■ EXERCISE PROMPT ■
For each line in the data below that holds "Plane", return a copy.

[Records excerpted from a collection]
>>>>>

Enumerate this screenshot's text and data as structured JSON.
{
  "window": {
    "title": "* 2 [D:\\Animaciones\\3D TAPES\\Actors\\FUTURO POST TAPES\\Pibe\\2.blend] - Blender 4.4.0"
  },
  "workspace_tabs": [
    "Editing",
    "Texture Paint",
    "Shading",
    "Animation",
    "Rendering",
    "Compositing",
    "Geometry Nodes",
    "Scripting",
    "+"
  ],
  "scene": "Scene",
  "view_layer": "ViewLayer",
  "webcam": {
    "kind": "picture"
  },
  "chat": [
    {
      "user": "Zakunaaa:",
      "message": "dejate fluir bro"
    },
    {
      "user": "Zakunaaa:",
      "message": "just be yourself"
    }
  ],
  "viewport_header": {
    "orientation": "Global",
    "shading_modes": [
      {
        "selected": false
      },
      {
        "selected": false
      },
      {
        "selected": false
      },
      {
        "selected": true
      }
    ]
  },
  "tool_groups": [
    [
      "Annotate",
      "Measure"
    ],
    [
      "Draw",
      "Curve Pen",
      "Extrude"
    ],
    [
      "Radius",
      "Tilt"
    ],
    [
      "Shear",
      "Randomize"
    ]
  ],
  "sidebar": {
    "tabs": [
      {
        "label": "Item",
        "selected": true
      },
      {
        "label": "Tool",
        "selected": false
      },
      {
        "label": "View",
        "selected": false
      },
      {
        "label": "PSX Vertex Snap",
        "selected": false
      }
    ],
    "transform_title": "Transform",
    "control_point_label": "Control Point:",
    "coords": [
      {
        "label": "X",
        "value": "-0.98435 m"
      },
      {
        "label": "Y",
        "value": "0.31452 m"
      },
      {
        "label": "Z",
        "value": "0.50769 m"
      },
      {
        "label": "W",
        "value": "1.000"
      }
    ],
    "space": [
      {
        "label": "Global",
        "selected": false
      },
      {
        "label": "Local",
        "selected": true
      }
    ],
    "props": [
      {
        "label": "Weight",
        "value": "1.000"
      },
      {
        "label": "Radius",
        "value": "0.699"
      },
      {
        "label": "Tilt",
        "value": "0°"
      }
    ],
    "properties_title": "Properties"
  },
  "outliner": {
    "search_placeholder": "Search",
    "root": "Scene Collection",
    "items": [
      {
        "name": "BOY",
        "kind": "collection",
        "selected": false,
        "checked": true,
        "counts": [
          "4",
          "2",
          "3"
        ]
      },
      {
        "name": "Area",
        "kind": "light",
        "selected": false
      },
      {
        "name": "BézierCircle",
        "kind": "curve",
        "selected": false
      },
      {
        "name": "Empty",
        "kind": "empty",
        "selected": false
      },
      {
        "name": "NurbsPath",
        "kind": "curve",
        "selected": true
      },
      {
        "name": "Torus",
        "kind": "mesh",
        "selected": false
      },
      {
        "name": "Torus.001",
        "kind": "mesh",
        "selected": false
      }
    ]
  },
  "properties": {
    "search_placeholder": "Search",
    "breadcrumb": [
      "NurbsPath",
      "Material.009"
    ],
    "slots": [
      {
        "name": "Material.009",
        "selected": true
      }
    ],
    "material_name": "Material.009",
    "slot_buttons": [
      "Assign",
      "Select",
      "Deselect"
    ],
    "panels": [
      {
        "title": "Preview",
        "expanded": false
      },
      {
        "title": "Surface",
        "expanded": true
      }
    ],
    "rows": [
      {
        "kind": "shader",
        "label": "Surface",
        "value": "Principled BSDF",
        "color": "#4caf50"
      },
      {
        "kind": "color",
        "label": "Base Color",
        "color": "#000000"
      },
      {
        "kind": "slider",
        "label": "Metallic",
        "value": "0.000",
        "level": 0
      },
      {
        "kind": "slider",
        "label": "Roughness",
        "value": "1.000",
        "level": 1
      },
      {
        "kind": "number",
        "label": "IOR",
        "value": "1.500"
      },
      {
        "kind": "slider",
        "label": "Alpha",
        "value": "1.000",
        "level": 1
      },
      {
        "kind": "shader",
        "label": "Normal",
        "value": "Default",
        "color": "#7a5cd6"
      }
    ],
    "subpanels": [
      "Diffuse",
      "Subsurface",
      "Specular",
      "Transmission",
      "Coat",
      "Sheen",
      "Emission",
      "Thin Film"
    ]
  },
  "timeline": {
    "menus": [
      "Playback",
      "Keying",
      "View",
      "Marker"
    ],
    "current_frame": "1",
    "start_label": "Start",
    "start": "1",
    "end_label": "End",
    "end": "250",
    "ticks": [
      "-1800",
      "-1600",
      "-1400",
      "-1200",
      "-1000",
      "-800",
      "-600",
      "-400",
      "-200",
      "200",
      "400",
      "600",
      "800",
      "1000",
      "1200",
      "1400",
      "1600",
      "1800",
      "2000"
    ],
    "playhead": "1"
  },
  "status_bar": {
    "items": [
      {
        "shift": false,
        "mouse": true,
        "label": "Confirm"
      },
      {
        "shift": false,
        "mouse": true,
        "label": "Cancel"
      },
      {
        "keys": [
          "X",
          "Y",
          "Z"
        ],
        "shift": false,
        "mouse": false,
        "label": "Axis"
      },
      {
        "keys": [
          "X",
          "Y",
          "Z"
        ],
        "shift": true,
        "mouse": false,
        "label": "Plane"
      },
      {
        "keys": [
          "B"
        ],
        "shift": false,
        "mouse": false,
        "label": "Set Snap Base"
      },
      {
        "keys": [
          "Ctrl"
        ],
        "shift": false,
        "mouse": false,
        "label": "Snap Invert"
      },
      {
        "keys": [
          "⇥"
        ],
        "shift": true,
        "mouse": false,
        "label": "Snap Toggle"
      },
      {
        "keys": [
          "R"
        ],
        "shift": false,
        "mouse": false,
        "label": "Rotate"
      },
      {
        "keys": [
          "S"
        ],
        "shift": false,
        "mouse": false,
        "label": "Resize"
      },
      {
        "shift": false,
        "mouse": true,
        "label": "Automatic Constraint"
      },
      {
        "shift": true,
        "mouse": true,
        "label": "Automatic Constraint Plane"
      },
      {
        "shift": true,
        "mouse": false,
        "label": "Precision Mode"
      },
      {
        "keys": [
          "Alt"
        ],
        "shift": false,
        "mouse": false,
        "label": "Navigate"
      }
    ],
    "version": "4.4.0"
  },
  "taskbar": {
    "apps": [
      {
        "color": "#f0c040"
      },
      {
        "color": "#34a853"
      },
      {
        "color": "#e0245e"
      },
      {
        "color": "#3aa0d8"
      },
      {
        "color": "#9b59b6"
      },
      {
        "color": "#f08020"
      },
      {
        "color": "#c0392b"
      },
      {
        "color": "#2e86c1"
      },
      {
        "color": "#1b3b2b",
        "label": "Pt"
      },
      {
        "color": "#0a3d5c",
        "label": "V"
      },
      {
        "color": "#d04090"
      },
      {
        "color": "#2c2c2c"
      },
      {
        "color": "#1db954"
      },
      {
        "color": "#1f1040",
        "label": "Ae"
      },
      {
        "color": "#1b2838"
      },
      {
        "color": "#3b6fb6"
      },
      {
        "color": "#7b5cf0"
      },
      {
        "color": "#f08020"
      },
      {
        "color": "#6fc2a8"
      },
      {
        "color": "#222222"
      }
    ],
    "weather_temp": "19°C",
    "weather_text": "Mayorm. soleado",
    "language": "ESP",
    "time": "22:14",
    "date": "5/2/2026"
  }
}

<<<<<

■ THE RESULT ■
        "label": "Plane"
        "label": "Automatic Constraint Plane"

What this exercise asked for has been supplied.